Task directions:
Every line of the material below should be repeated exactly.

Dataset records
********************
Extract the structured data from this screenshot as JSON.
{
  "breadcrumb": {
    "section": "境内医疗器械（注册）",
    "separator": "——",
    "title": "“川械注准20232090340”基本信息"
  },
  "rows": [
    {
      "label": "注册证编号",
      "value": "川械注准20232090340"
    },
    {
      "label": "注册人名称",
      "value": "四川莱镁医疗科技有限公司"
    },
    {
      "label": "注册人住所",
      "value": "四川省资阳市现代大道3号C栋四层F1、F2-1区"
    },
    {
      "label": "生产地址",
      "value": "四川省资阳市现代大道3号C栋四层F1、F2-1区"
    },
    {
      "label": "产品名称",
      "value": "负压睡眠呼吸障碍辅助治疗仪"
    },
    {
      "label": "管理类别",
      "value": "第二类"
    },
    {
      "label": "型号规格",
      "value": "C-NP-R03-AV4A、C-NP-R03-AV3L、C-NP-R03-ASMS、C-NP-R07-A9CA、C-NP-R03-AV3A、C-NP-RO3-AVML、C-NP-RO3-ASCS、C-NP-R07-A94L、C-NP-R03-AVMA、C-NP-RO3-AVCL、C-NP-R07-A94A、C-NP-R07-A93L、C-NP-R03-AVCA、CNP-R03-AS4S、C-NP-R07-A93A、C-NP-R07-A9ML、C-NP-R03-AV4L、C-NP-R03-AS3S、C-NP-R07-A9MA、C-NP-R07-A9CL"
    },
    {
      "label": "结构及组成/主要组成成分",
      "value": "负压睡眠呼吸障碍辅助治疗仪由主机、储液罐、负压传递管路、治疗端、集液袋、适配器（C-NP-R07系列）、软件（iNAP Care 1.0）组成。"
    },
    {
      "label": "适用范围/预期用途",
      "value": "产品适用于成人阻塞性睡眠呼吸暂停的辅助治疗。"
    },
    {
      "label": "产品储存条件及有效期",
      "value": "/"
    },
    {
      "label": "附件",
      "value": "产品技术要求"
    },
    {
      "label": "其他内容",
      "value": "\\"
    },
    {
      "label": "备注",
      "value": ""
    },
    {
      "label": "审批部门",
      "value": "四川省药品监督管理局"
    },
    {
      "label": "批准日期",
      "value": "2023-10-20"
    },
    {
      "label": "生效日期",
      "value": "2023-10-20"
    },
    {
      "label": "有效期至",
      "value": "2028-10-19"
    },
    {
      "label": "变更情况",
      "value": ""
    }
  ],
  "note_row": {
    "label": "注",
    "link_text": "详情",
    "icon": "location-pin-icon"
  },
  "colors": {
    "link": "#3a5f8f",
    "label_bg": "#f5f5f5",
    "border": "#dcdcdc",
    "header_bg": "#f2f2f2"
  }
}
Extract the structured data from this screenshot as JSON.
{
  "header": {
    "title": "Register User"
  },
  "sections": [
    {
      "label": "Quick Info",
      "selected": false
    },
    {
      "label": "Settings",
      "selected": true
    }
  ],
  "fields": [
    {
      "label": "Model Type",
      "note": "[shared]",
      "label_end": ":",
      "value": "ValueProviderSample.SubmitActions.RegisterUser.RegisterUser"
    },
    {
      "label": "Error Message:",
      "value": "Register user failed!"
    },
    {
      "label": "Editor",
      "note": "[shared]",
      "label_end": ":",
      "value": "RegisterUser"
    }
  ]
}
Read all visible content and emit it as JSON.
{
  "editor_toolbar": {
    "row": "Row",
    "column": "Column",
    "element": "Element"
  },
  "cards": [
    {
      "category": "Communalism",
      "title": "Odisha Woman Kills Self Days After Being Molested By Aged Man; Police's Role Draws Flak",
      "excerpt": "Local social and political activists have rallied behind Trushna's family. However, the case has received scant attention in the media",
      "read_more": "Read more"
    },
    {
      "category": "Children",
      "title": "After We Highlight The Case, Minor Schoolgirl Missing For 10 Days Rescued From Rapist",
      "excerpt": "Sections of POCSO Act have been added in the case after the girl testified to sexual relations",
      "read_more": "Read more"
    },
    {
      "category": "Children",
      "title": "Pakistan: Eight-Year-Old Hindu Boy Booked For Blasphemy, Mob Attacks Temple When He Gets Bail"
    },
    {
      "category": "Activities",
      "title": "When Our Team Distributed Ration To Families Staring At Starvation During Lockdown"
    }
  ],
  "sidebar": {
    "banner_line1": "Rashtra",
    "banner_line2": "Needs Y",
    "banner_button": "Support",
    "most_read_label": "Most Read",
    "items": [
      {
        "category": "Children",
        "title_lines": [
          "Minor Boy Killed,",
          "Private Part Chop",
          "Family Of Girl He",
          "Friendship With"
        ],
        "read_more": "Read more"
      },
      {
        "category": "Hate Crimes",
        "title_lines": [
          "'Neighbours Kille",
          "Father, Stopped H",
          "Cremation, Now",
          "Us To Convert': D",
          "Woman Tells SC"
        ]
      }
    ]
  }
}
********************
The reply:
Extract the structured data from this screenshot as JSON.
{
  "breadcrumb": {
    "section": "境内医疗器械（注册）",
    "separator": "——",
    "title": "“川械注准20232090340”基本信息"
  },
  "rows": [
    {
      "label": "注册证编号",
      "value": "川械注准20232090340"
    },
    {
      "label": "注册人名称",
      "value": "四川莱镁医疗科技有限公司"
    },
    {
      "label": "注册人住所",
      "value": "四川省资阳市现代大道3号C栋四层F1、F2-1区"
    },
    {
      "label": "生产地址",
      "value": "四川省资阳市现代大道3号C栋四层F1、F2-1区"
    },
    {
      "label": "产品名称",
      "value": "负压睡眠呼吸障碍辅助治疗仪"
    },
    {
      "label": "管理类别",
      "value": "第二类"
    },
    {
      "label": "型号规格",
      "value": "C-NP-R03-AV4A、C-NP-R03-AV3L、C-NP-R03-ASMS、C-NP-R07-A9CA、C-NP-R03-AV3A、C-NP-RO3-AVML、C-NP-RO3-ASCS、C-NP-R07-A94L、C-NP-R03-AVMA、C-NP-RO3-AVCL、C-NP-R07-A94A、C-NP-R07-A93L、C-NP-R03-AVCA、CNP-R03-AS4S、C-NP-R07-A93A、C-NP-R07-A9ML、C-NP-R03-AV4L、C-NP-R03-AS3S、C-NP-R07-A9MA、C-NP-R07-A9CL"
    },
    {
      "label": "结构及组成/主要组成成分",
      "value": "负压睡眠呼吸障碍辅助治疗仪由主机、储液罐、负压传递管路、治疗端、集液袋、适配器（C-NP-R07系列）、软件（iNAP Care 1.0）组成。"
    },
    {
      "label": "适用范围/预期用途",
      "value": "产品适用于成人阻塞性睡眠呼吸暂停的辅助治疗。"
    },
    {
      "label": "产品储存条件及有效期",
      "value": "/"
    },
    {
      "label": "附件",
      "value": "产品技术要求"
    },
    {
      "label": "其他内容",
      "value": "\\"
    },
    {
      "label": "备注",
      "value": ""
    },
    {
      "label": "审批部门",
      "value": "四川省药品监督管理局"
    },
    {
      "label": "批准日期",
      "value": "2023-10-20"
    },
    {
      "label": "生效日期",
      "value": "2023-10-20"
    },
    {
      "label": "有效期至",
      "value": "2028-10-19"
    },
    {
      "label": "变更情况",
      "value": ""
    }
  ],
  "note_row": {
    "label": "注",
    "link_text": "详情",
    "icon": "location-pin-icon"
  },
  "colors": {
    "link": "#3a5f8f",
    "label_bg": "#f5f5f5",
    "border": "#dcdcdc",
    "header_bg": "#f2f2f2"
  }
}
Extract the structured data from this screenshot as JSON.
{
  "header": {
    "title": "Register User"
  },
  "sections": [
    {
      "label": "Quick Info",
      "selected": false
    },
    {
      "label": "Settings",
      "selected": true
    }
  ],
  "fields": [
    {
      "label": "Model Type",
      "note": "[shared]",
      "label_end": ":",
      "value": "ValueProviderSample.SubmitActions.RegisterUser.RegisterUser"
    },
    {
      "label": "Error Message:",
      "value": "Register user failed!"
    },
    {
      "label": "Editor",
      "note": "[shared]",
      "label_end": ":",
      "value": "RegisterUser"
    }
  ]
}
Read all visible content and emit it as JSON.
{
  "editor_toolbar": {
    "row": "Row",
    "column": "Column",
    "element": "Element"
  },
  "cards": [
    {
      "category": "Communalism",
      "title": "Odisha Woman Kills Self Days After Being Molested By Aged Man; Police's Role Draws Flak",
      "excerpt": "Local social and political activists have rallied behind Trushna's family. However, the case has received scant attention in the media",
      "read_more": "Read more"
    },
    {
      "category": "Children",
      "title": "After We Highlight The Case, Minor Schoolgirl Missing For 10 Days Rescued From Rapist",
      "excerpt": "Sections of POCSO Act have been added in the case after the girl testified to sexual relations",
      "read_more": "Read more"
    },
    {
      "category": "Children",
      "title": "Pakistan: Eight-Year-Old Hindu Boy Booked For Blasphemy, Mob Attacks Temple When He Gets Bail"
    },
    {
      "category": "Activities",
      "title": "When Our Team Distributed Ration To Families Staring At Starvation During Lockdown"
    }
  ],
  "sidebar": {
    "banner_line1": "Rashtra",
    "banner_line2": "Needs Y",
    "banner_button": "Support",
    "most_read_label": "Most Read",
    "items": [
      {
        "category": "Children",
        "title_lines": [
          "Minor Boy Killed,",
          "Private Part Chop",
          "Family Of Girl He",
          "Friendship With"
        ],
        "read_more": "Read more"
      },
      {
        "category": "Hate Crimes",
        "title_lines": [
          "'Neighbours Kille",
          "Father, Stopped H",
          "Cremation, Now",
          "Us To Convert': D",
          "Woman Tells SC"
        ]
      }
    ]
  }
}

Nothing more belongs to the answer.